**Problem to solve**
Skip the images and return the records below exactly.

**Source records**
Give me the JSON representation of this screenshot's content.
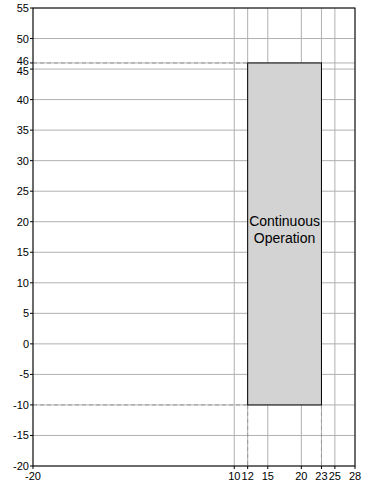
{
  "chart_data": {
    "type": "range",
    "annotation": "Continuous Operation",
    "region": {
      "x": [
        12,
        23
      ],
      "y": [
        -10,
        46
      ],
      "color": "#d3d3d3"
    },
    "xlim": [
      -20,
      28
    ],
    "xticks": [
      -20,
      10,
      12,
      15,
      20,
      23,
      25,
      28
    ],
    "ylim": [
      -20,
      55
    ],
    "yticks": [
      -20,
      -15,
      -10,
      -5,
      0,
      5,
      10,
      15,
      20,
      25,
      30,
      35,
      40,
      45,
      46,
      50,
      55
    ],
    "grid": true
  }
}
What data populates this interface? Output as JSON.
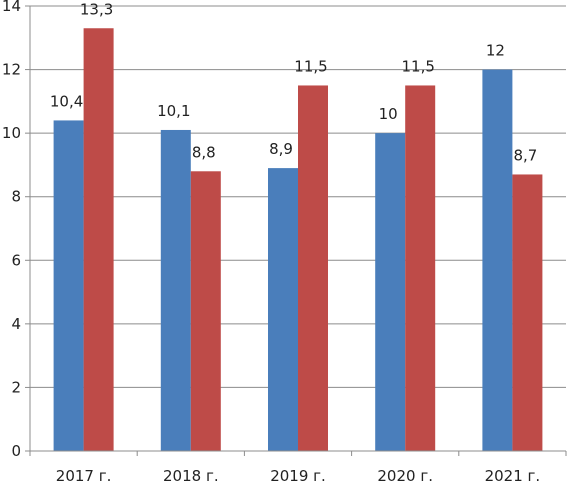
{
  "chart_data": {
    "type": "bar",
    "title": "",
    "xlabel": "",
    "ylabel": "",
    "categories": [
      "2017 г.",
      "2018 г.",
      "2019 г.",
      "2020 г.",
      "2021 г."
    ],
    "series": [
      {
        "values": [
          10.4,
          10.1,
          8.9,
          10,
          12
        ],
        "labels": [
          "10,4",
          "10,1",
          "8,9",
          "10",
          "12"
        ],
        "color": "#4a7ebb"
      },
      {
        "values": [
          13.3,
          8.8,
          11.5,
          11.5,
          8.7
        ],
        "labels": [
          "13,3",
          "8,8",
          "11,5",
          "11,5",
          "8,7"
        ],
        "color": "#be4b48"
      }
    ],
    "ylim": [
      0,
      14
    ],
    "yticks": [
      "0",
      "2",
      "4",
      "6",
      "8",
      "10",
      "12",
      "14"
    ],
    "grid": true,
    "legend": "none"
  }
}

**Written answer**
Give me the JSON representation of this screenshot's content.
{
  "chart_data": {
    "type": "range",
    "annotation": "Continuous Operation",
    "region": {
      "x": [
        12,
        23
      ],
      "y": [
        -10,
        46
      ],
      "color": "#d3d3d3"
    },
    "xlim": [
      -20,
      28
    ],
    "xticks": [
      -20,
      10,
      12,
      15,
      20,
      23,
      25,
      28
    ],
    "ylim": [
      -20,
      55
    ],
    "yticks": [
      -20,
      -15,
      -10,
      -5,
      0,
      5,
      10,
      15,
      20,
      25,
      30,
      35,
      40,
      45,
      46,
      50,
      55
    ],
    "grid": true
  }
}
What data populates this interface? Output as JSON.
{
  "chart_data": {
    "type": "bar",
    "title": "",
    "xlabel": "",
    "ylabel": "",
    "categories": [
      "2017 г.",
      "2018 г.",
      "2019 г.",
      "2020 г.",
      "2021 г."
    ],
    "series": [
      {
        "values": [
          10.4,
          10.1,
          8.9,
          10,
          12
        ],
        "labels": [
          "10,4",
          "10,1",
          "8,9",
          "10",
          "12"
        ],
        "color": "#4a7ebb"
      },
      {
        "values": [
          13.3,
          8.8,
          11.5,
          11.5,
          8.7
        ],
        "labels": [
          "13,3",
          "8,8",
          "11,5",
          "11,5",
          "8,7"
        ],
        "color": "#be4b48"
      }
    ],
    "ylim": [
      0,
      14
    ],
    "yticks": [
      "0",
      "2",
      "4",
      "6",
      "8",
      "10",
      "12",
      "14"
    ],
    "grid": true,
    "legend": "none"
  }
}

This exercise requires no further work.